> **AIM**: Copy the stretch of the listing below from the line containing "- change-value: +1.124" through the line containing "- candle-body: [1087, 567, 1107, 586]", reproducing each line without any change.

> **Region boundary data**:

◇ ◇ ◇ ◇

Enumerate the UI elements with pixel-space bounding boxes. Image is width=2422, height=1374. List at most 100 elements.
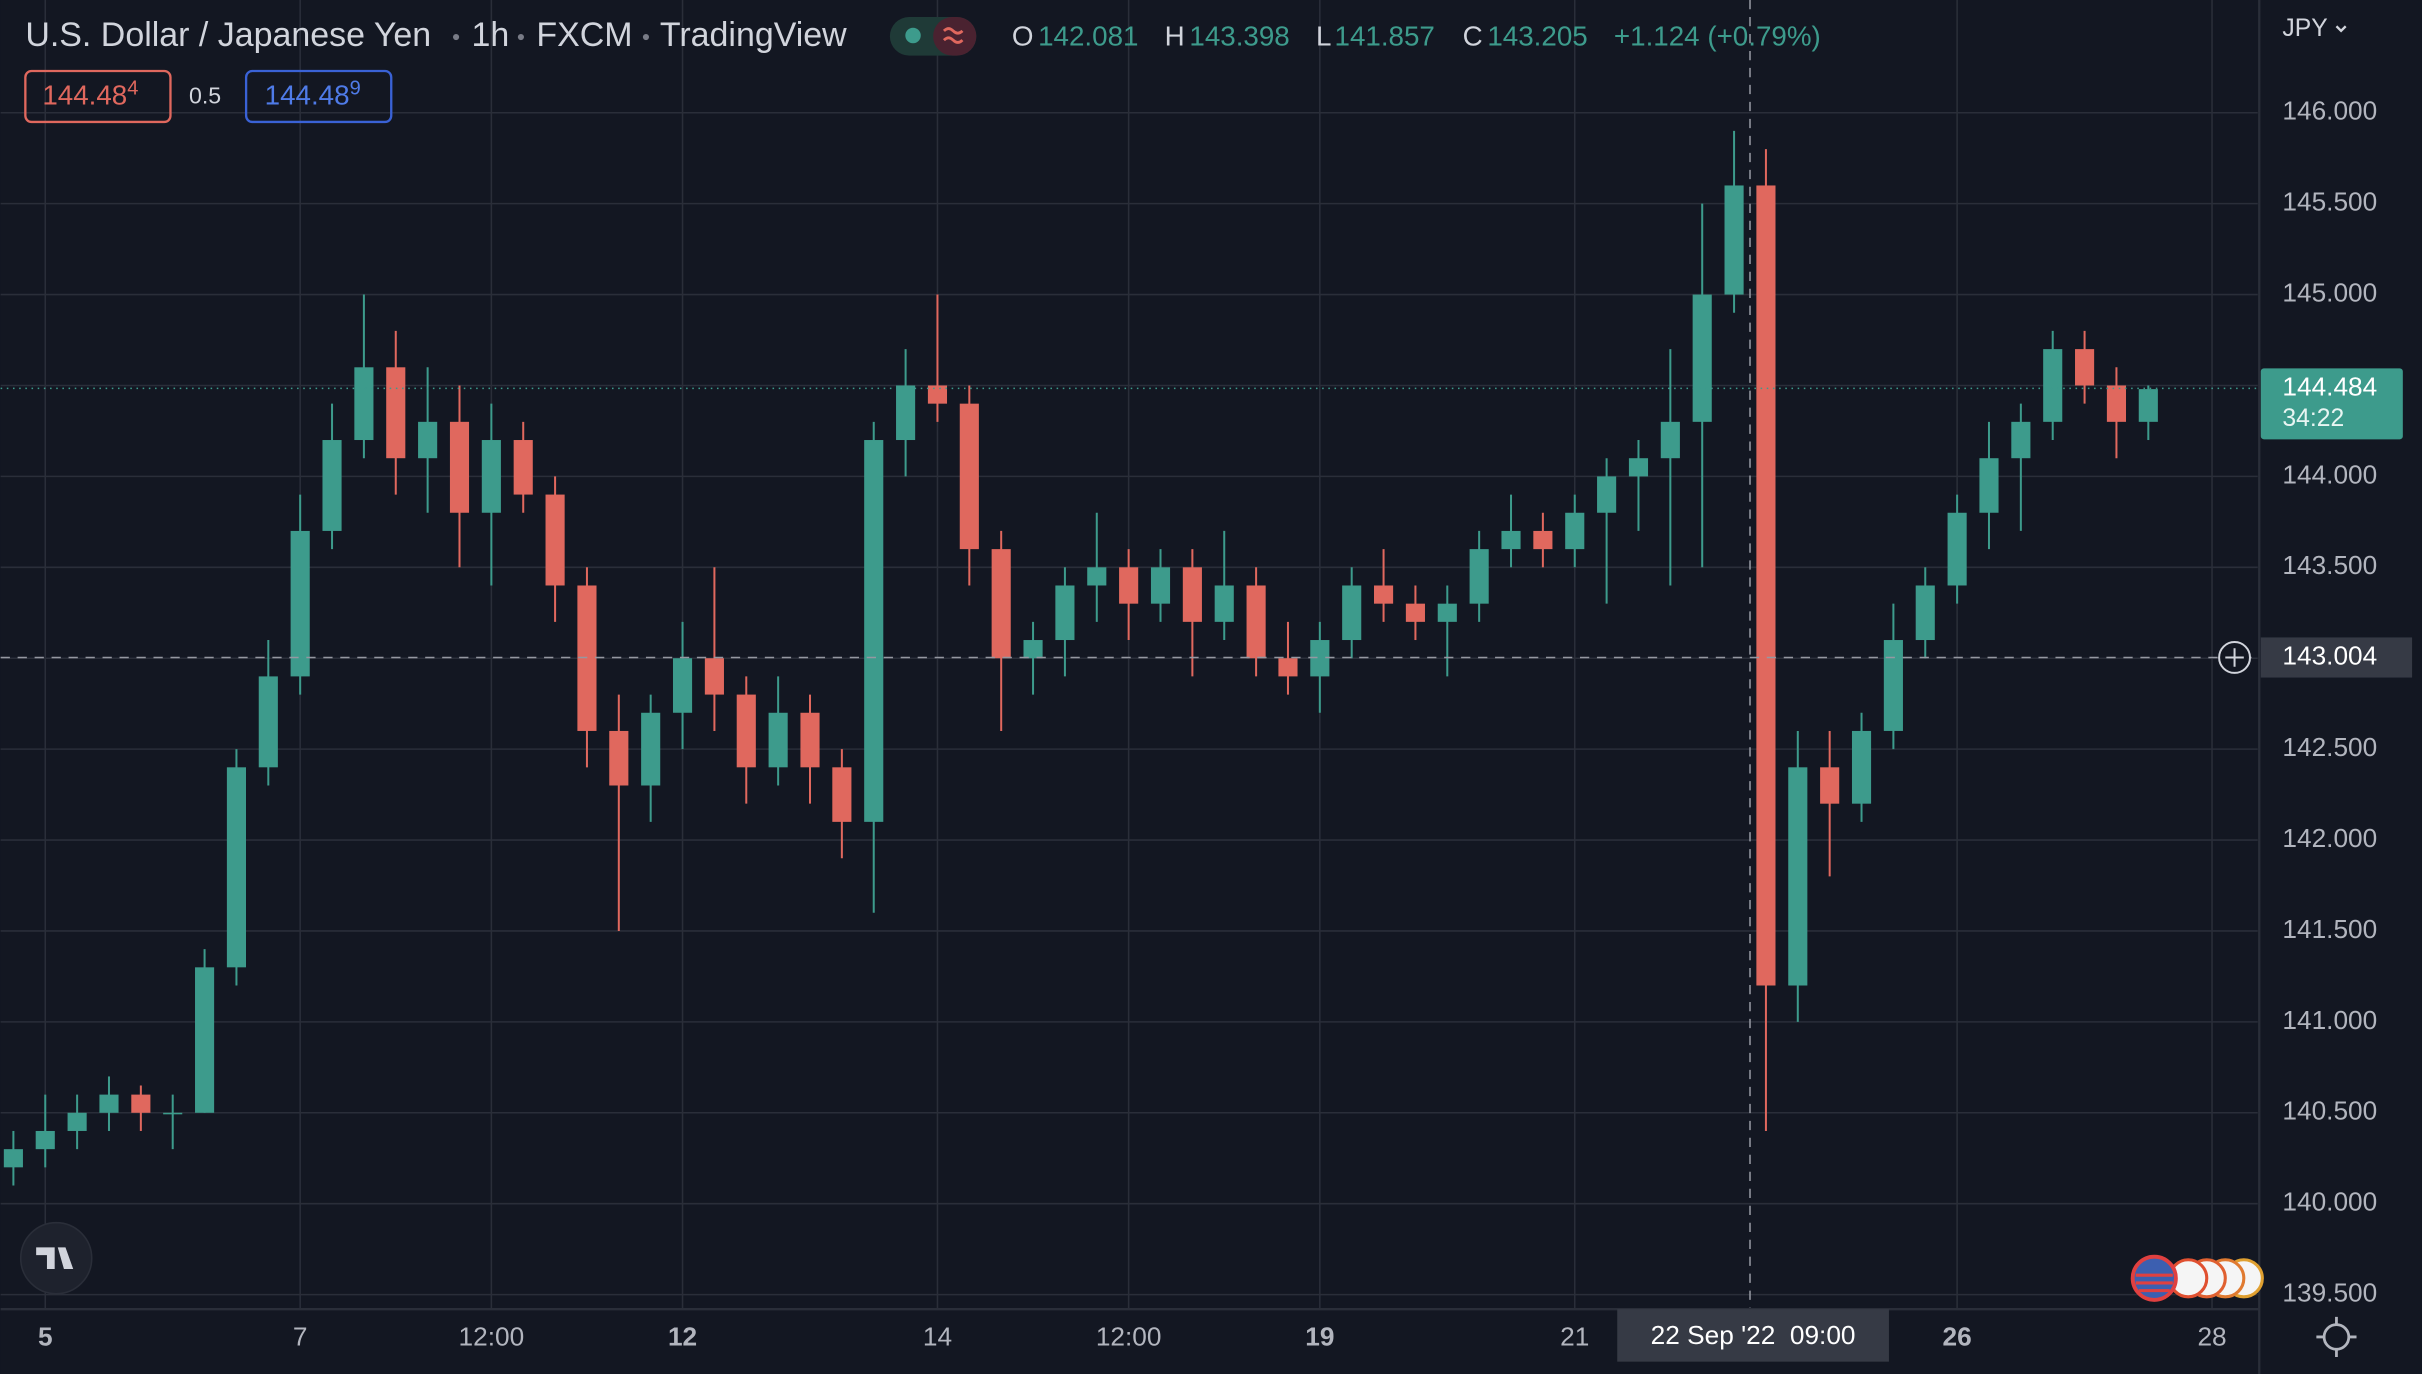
- change-value: +1.124 (+0.79%): [1614, 21, 1821, 52]
- candle-body: [832, 767, 852, 822]
- tv-logo[interactable]: [19, 1221, 93, 1295]
- candle-body: [1565, 512, 1585, 550]
- crosshair-x-box: [1617, 1309, 1889, 1362]
- y-tick-label: 146.000: [2282, 96, 2377, 126]
- candle-body: [1374, 585, 1394, 604]
- y-tick-label: 145.000: [2282, 277, 2377, 307]
- candle-body: [864, 440, 884, 822]
- buy-button[interactable]: [244, 69, 393, 124]
- spread: 0.5: [189, 82, 221, 108]
- candle-body: [1055, 585, 1075, 641]
- interval: 1h: [472, 16, 510, 54]
- candle-body: [609, 730, 629, 786]
- candle-body: [2043, 349, 2063, 422]
- candle-body: [1214, 585, 1234, 622]
- candle-body: [991, 549, 1011, 659]
- candle-body: [1087, 567, 1107, 586]
- y-tick-label: 140.000: [2282, 1187, 2377, 1217]
- y-tick-label: 145.500: [2282, 187, 2377, 217]
- candle-body: [163, 1112, 183, 1115]
- candle-body: [35, 1130, 55, 1150]
- candle-body: [1437, 603, 1457, 622]
- sell-main: 144.48: [42, 80, 127, 111]
- candle-body: [896, 385, 916, 441]
- symbol: U.S. Dollar / Japanese Yen: [25, 16, 431, 54]
- candle-body: [354, 367, 374, 441]
- candle-body: [1851, 730, 1872, 804]
- buy-main: 144.48: [265, 80, 350, 111]
- candle-body: [1628, 458, 1649, 477]
- candle-body: [1820, 767, 1840, 804]
- x-tick-label: 12:00: [1096, 1321, 1162, 1351]
- candle-body: [1724, 185, 1744, 295]
- candle-body: [1023, 640, 1043, 659]
- sell-price: 144.484: [42, 78, 138, 111]
- y-tick-label: 143.500: [2282, 550, 2377, 580]
- data-delay-icon: [942, 27, 964, 44]
- currency-chevron: [2335, 25, 2347, 33]
- x-tick-label: 26: [1943, 1321, 1972, 1351]
- low-value: 141.857: [1335, 21, 1435, 52]
- x-tick-label: 21: [1560, 1321, 1589, 1351]
- open-label: O: [1012, 21, 1034, 52]
- candle-body: [672, 658, 693, 713]
- currency[interactable]: JPY: [2282, 15, 2327, 42]
- y-tick-label: 141.000: [2282, 1005, 2377, 1035]
- candle-body: [322, 440, 342, 531]
- candle-body: [226, 767, 247, 968]
- candle-body: [258, 676, 278, 768]
- low-label: L: [1316, 21, 1331, 52]
- us-flag-event[interactable]: [2130, 1254, 2178, 1302]
- ohlc-legend: O 142.081 H 143.398 L 141.857 C 143.205 …: [1012, 21, 1821, 52]
- tv-logo-glyph: [36, 1247, 74, 1270]
- candle-body: [959, 403, 979, 550]
- candle-body: [2011, 421, 2031, 459]
- high-value: 143.398: [1189, 21, 1289, 52]
- buy-pip: 9: [350, 78, 361, 100]
- candle-body: [3, 1149, 23, 1168]
- candle-body: [704, 658, 724, 695]
- crosshair-y-label: 143.004: [2282, 640, 2377, 670]
- buy-price: 144.489: [265, 78, 361, 111]
- separator-dot: [452, 33, 460, 41]
- us-flag-stripes: [2135, 1273, 2173, 1293]
- candle-body: [2075, 349, 2095, 386]
- x-tick-label: 12:00: [459, 1321, 525, 1351]
- overlay: [0, 0, 2258, 1310]
- candle-body: [736, 694, 756, 768]
- candle-body: [449, 421, 470, 513]
- candle-body: [641, 712, 661, 786]
- candle-body: [1342, 585, 1362, 641]
- y-tick-label: 139.500: [2282, 1278, 2377, 1308]
- countdown: 34:22: [2282, 405, 2344, 432]
- candle-body: [1660, 421, 1680, 459]
- candle-body: [1278, 658, 1298, 677]
- candle-body: [1597, 476, 1617, 513]
- x-tick-label: 12: [668, 1321, 697, 1351]
- candle-body: [99, 1094, 119, 1113]
- candle-body: [800, 712, 820, 768]
- exchange: FXCM: [536, 16, 632, 54]
- settings-icon-rays: [2316, 1316, 2357, 1358]
- candle-body: [1533, 530, 1553, 550]
- sell-button[interactable]: [24, 69, 172, 124]
- candle-body: [1182, 567, 1202, 622]
- candle-body: [1756, 185, 1776, 986]
- high-label: H: [1165, 21, 1185, 52]
- candles: [3, 130, 2158, 1186]
- candle-body: [1501, 530, 1521, 550]
- candle-body: [2106, 385, 2127, 422]
- close-label: C: [1463, 21, 1483, 52]
- y-tick-label: 144.000: [2282, 459, 2377, 489]
- y-tick-label: 140.500: [2282, 1096, 2377, 1126]
- candle-body: [1119, 567, 1139, 604]
- x-tick-label: 28: [2197, 1321, 2226, 1351]
- candle-body: [768, 712, 788, 768]
- candle-body: [2138, 389, 2158, 422]
- status-pill-right[interactable]: [933, 16, 977, 56]
- candle-body: [1246, 585, 1266, 659]
- market-open-dot: [905, 27, 921, 44]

◇ ◇ ◇ ◇

> **OUTPUT FOR THIS TASK**:
- change-value: +1.124 (+0.79%): [1614, 21, 1821, 52]
- candle-body: [832, 767, 852, 822]
- tv-logo[interactable]: [19, 1221, 93, 1295]
- candle-body: [1565, 512, 1585, 550]
- crosshair-x-box: [1617, 1309, 1889, 1362]
- y-tick-label: 146.000: [2282, 96, 2377, 126]
- candle-body: [1374, 585, 1394, 604]
- y-tick-label: 145.000: [2282, 277, 2377, 307]
- candle-body: [864, 440, 884, 822]
- buy-button[interactable]: [244, 69, 393, 124]
- spread: 0.5: [189, 82, 221, 108]
- candle-body: [1055, 585, 1075, 641]
- interval: 1h: [472, 16, 510, 54]
- candle-body: [609, 730, 629, 786]
- candle-body: [2043, 349, 2063, 422]
- candle-body: [1214, 585, 1234, 622]
- candle-body: [991, 549, 1011, 659]
- candle-body: [1087, 567, 1107, 586]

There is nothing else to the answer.